- Problem details: Extract every line of the material that holds the string "mean".

- Raw data:
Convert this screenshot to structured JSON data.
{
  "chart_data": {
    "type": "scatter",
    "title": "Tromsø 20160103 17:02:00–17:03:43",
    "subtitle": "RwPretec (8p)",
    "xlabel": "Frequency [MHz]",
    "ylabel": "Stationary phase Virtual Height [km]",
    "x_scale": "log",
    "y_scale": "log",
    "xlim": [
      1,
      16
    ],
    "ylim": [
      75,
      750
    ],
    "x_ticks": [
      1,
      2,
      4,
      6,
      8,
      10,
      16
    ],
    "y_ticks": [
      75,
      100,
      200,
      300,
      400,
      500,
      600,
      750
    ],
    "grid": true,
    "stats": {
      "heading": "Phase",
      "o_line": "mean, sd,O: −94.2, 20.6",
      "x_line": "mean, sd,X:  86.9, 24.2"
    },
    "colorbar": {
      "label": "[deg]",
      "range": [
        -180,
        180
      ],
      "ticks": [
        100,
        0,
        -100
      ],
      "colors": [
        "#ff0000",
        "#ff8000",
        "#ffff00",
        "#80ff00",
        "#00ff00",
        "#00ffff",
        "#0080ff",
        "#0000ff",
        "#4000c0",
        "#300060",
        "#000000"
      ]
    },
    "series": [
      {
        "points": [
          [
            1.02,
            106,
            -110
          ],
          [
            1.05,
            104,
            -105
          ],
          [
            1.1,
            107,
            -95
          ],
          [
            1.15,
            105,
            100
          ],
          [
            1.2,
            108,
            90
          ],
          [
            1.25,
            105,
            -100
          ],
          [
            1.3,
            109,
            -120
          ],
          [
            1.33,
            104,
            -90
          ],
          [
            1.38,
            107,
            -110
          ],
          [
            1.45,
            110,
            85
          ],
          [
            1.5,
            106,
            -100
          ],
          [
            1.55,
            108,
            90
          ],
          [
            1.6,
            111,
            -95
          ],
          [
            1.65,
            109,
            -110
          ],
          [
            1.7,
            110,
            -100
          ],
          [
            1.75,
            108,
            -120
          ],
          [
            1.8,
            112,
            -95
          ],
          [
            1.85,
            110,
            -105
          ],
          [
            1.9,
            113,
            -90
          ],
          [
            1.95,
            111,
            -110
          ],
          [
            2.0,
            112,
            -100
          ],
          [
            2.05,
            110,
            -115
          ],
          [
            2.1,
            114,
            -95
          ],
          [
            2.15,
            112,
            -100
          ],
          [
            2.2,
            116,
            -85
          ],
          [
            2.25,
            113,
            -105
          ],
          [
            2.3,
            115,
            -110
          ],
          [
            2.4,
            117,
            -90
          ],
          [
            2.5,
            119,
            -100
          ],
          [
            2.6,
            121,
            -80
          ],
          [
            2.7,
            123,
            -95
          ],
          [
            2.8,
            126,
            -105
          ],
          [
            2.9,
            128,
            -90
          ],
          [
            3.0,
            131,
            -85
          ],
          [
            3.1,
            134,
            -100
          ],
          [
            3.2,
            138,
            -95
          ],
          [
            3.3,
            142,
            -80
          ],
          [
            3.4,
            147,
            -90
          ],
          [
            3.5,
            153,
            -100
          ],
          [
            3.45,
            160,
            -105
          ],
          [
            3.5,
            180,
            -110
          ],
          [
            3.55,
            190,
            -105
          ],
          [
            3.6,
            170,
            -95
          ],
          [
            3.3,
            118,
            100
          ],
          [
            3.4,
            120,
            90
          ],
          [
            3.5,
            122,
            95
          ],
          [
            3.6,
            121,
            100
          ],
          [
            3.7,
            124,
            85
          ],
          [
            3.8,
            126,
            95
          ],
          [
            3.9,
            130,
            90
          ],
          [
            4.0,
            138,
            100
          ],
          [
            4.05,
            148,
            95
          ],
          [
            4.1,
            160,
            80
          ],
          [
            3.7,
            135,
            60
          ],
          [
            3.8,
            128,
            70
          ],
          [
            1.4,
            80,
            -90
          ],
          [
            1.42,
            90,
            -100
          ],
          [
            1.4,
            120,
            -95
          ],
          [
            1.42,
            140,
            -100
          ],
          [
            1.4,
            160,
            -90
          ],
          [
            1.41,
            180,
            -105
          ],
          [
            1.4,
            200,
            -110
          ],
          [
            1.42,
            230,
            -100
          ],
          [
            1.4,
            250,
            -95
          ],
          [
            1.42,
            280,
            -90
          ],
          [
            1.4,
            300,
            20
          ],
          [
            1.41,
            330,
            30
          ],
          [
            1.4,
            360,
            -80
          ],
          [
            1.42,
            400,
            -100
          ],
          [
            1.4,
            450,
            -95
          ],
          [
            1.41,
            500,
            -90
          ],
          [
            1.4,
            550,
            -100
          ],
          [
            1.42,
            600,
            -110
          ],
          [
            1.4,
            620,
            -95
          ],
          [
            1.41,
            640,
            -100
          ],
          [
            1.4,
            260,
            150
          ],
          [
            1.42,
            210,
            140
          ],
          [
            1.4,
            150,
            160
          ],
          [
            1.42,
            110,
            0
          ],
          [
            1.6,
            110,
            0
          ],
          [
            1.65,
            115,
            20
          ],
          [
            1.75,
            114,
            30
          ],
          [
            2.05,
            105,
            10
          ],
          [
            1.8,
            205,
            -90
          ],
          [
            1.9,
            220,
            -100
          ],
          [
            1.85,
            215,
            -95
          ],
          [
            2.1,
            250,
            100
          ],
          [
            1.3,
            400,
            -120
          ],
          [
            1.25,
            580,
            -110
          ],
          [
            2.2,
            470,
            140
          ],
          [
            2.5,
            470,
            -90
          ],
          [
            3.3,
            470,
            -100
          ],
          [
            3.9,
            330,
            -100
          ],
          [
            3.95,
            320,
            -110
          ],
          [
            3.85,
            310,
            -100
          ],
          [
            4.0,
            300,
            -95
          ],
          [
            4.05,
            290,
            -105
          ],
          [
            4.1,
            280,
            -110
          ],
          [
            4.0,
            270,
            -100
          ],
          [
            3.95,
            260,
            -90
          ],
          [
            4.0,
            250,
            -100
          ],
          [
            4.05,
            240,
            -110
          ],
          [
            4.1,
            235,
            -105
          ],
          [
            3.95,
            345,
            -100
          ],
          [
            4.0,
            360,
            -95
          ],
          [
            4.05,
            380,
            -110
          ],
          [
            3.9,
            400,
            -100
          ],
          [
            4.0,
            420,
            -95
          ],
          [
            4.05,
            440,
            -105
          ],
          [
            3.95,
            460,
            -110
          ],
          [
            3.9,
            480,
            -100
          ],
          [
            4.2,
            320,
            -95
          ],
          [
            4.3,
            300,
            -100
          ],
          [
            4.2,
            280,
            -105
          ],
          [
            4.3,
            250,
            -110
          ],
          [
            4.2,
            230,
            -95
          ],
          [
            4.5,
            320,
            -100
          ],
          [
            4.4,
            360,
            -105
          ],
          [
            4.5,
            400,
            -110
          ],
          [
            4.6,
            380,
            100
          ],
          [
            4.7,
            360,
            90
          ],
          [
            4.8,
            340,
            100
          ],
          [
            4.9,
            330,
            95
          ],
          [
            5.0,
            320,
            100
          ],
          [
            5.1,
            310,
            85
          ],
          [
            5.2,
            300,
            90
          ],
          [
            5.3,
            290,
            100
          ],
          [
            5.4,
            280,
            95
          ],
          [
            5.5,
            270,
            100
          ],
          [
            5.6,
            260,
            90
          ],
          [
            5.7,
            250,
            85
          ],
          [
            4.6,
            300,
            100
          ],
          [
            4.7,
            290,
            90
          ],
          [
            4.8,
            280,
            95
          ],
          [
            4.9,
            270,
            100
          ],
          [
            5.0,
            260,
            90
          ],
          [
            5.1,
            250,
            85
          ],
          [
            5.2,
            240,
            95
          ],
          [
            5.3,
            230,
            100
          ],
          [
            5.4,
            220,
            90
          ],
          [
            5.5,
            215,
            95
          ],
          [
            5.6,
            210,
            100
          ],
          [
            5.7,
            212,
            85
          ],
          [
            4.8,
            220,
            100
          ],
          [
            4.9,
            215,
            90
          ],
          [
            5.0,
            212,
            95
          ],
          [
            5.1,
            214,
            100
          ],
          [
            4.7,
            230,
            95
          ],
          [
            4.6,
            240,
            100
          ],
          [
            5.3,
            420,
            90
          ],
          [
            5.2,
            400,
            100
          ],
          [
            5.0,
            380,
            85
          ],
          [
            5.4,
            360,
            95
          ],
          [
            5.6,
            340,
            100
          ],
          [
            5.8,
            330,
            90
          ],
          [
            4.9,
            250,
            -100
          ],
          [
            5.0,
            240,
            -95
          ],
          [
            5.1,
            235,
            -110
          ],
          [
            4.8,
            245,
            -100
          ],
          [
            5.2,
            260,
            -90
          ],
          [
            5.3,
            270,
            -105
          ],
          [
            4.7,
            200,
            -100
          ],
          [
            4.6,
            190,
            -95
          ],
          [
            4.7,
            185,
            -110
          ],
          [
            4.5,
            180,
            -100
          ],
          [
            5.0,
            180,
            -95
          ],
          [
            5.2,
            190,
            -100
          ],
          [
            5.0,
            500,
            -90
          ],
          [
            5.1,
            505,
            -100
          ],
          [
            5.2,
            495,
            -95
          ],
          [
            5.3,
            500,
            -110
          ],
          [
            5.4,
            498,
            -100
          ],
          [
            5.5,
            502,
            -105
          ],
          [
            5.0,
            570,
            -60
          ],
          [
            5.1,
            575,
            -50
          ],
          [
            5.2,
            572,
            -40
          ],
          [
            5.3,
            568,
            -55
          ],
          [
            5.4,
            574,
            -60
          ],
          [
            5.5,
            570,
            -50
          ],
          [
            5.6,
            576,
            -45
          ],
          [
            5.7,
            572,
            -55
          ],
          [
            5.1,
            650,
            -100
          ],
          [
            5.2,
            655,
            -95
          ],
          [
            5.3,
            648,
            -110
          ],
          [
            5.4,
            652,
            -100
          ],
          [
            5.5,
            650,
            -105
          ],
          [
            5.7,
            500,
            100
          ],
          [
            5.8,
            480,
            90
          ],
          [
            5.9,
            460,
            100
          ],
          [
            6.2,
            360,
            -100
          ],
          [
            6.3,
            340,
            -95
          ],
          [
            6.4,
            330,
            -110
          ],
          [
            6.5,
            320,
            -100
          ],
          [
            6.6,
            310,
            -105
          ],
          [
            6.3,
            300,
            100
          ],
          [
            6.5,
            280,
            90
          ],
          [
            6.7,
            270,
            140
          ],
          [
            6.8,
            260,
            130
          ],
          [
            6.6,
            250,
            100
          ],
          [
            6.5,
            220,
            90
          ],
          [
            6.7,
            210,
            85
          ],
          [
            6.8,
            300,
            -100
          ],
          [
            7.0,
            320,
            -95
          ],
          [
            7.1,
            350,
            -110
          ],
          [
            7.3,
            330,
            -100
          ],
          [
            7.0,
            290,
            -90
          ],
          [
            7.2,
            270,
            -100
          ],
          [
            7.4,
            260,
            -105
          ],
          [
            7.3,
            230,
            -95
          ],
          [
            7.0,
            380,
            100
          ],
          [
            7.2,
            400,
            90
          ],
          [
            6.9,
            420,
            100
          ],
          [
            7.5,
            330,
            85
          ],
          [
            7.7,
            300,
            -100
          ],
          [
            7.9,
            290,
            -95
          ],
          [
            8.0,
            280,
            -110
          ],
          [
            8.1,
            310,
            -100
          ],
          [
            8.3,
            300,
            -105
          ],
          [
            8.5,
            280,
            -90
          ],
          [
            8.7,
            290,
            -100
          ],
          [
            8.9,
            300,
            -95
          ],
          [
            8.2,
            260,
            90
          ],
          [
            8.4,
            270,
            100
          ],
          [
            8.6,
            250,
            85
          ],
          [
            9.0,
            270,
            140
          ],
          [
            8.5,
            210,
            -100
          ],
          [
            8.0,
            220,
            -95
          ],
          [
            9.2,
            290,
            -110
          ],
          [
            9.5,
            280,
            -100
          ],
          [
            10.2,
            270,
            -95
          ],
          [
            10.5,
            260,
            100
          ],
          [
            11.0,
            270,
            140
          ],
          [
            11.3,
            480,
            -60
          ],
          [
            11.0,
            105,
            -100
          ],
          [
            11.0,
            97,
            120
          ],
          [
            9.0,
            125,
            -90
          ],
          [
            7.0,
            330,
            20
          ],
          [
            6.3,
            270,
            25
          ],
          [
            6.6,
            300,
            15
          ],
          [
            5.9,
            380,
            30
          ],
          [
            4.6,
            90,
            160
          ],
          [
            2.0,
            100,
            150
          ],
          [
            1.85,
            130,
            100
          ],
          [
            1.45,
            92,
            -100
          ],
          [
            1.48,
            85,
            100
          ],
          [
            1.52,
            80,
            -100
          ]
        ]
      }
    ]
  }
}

- Finished exercise:
      "o_line": "mean, sd,O: −94.2, 20.6",
      "x_line": "mean, sd,X:  86.9, 24.2"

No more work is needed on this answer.